* **DATA SECTION**:

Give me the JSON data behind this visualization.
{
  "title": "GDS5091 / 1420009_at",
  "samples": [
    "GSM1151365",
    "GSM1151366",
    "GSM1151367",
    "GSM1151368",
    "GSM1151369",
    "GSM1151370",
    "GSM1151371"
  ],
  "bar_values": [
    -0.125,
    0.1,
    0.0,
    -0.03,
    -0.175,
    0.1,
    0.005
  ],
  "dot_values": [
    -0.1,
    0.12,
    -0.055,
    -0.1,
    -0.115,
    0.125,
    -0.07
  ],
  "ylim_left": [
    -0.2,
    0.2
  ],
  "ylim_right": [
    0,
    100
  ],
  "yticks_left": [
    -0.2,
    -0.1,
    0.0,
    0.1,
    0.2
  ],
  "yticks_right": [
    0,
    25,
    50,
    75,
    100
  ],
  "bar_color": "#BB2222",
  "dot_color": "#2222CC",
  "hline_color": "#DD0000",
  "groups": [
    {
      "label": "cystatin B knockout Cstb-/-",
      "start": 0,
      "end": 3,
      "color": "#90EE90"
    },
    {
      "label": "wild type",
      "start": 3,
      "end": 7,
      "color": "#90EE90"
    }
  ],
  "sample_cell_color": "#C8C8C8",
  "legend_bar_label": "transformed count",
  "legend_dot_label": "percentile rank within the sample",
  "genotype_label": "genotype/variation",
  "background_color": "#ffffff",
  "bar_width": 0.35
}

* **AIM**: Emit the full listing verbatim.

* **RESULT**:
Give me the JSON data behind this visualization.
{
  "title": "GDS5091 / 1420009_at",
  "samples": [
    "GSM1151365",
    "GSM1151366",
    "GSM1151367",
    "GSM1151368",
    "GSM1151369",
    "GSM1151370",
    "GSM1151371"
  ],
  "bar_values": [
    -0.125,
    0.1,
    0.0,
    -0.03,
    -0.175,
    0.1,
    0.005
  ],
  "dot_values": [
    -0.1,
    0.12,
    -0.055,
    -0.1,
    -0.115,
    0.125,
    -0.07
  ],
  "ylim_left": [
    -0.2,
    0.2
  ],
  "ylim_right": [
    0,
    100
  ],
  "yticks_left": [
    -0.2,
    -0.1,
    0.0,
    0.1,
    0.2
  ],
  "yticks_right": [
    0,
    25,
    50,
    75,
    100
  ],
  "bar_color": "#BB2222",
  "dot_color": "#2222CC",
  "hline_color": "#DD0000",
  "groups": [
    {
      "label": "cystatin B knockout Cstb-/-",
      "start": 0,
      "end": 3,
      "color": "#90EE90"
    },
    {
      "label": "wild type",
      "start": 3,
      "end": 7,
      "color": "#90EE90"
    }
  ],
  "sample_cell_color": "#C8C8C8",
  "legend_bar_label": "transformed count",
  "legend_dot_label": "percentile rank within the sample",
  "genotype_label": "genotype/variation",
  "background_color": "#ffffff",
  "bar_width": 0.35
}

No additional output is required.